- [AIM OF THE TASK]: Gather from the listing below each line that includes the word "image", and copy it.

- [INPUT ROWS]:
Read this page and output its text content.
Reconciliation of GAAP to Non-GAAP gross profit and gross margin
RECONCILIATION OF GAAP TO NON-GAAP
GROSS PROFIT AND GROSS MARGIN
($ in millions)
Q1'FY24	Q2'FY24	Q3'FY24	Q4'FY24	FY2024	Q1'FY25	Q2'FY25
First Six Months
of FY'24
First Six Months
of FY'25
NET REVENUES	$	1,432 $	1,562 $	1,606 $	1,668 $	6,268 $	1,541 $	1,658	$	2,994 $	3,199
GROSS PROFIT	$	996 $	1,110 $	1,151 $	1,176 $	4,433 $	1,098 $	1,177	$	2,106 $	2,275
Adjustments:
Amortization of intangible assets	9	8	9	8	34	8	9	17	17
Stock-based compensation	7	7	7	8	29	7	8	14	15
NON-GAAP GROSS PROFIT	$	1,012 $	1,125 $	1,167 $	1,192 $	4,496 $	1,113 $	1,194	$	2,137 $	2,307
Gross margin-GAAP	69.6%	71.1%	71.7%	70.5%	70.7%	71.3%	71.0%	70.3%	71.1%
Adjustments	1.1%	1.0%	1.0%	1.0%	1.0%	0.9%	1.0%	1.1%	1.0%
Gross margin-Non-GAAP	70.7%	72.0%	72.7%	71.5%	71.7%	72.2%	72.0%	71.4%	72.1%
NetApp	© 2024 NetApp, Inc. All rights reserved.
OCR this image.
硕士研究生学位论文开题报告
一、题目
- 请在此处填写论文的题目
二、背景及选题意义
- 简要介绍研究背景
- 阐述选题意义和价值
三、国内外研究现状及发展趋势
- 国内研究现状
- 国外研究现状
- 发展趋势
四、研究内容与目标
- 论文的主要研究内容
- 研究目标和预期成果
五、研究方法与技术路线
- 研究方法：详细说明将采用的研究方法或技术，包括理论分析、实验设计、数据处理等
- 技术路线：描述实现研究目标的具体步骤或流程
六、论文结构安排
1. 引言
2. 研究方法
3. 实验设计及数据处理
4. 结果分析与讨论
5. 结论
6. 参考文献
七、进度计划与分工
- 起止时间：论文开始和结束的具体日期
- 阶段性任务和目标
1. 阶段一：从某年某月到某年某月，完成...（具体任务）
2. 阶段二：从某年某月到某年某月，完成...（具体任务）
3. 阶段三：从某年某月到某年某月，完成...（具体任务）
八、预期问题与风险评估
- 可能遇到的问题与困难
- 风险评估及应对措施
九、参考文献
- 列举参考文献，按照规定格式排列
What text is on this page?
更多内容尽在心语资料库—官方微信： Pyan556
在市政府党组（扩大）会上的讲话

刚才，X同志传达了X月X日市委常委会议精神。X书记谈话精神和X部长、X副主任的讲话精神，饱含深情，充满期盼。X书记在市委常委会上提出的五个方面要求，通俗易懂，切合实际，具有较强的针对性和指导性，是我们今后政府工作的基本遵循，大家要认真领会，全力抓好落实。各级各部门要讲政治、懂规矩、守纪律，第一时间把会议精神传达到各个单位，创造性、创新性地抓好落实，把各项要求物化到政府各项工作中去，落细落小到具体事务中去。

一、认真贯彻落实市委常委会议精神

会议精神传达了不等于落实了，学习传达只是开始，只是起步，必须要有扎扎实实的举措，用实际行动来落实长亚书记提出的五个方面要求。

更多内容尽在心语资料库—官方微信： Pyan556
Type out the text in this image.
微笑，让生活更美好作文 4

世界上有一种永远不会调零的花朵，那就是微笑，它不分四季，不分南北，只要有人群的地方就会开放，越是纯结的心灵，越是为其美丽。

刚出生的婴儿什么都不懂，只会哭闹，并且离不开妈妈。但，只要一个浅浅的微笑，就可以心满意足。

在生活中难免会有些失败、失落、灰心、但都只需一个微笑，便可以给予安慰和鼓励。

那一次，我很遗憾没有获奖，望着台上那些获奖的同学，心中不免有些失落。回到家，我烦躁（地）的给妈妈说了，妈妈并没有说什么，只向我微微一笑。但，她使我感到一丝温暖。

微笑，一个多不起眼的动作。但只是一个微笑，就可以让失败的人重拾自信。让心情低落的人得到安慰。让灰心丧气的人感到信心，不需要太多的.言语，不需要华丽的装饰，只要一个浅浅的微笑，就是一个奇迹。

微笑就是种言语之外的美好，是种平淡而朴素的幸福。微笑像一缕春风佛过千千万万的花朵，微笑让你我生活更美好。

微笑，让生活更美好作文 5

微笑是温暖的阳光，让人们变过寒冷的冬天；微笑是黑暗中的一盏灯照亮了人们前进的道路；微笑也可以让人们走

- [OUTPUT OF THE EXERCISE]:
OCR this image.
Type out the text in this image.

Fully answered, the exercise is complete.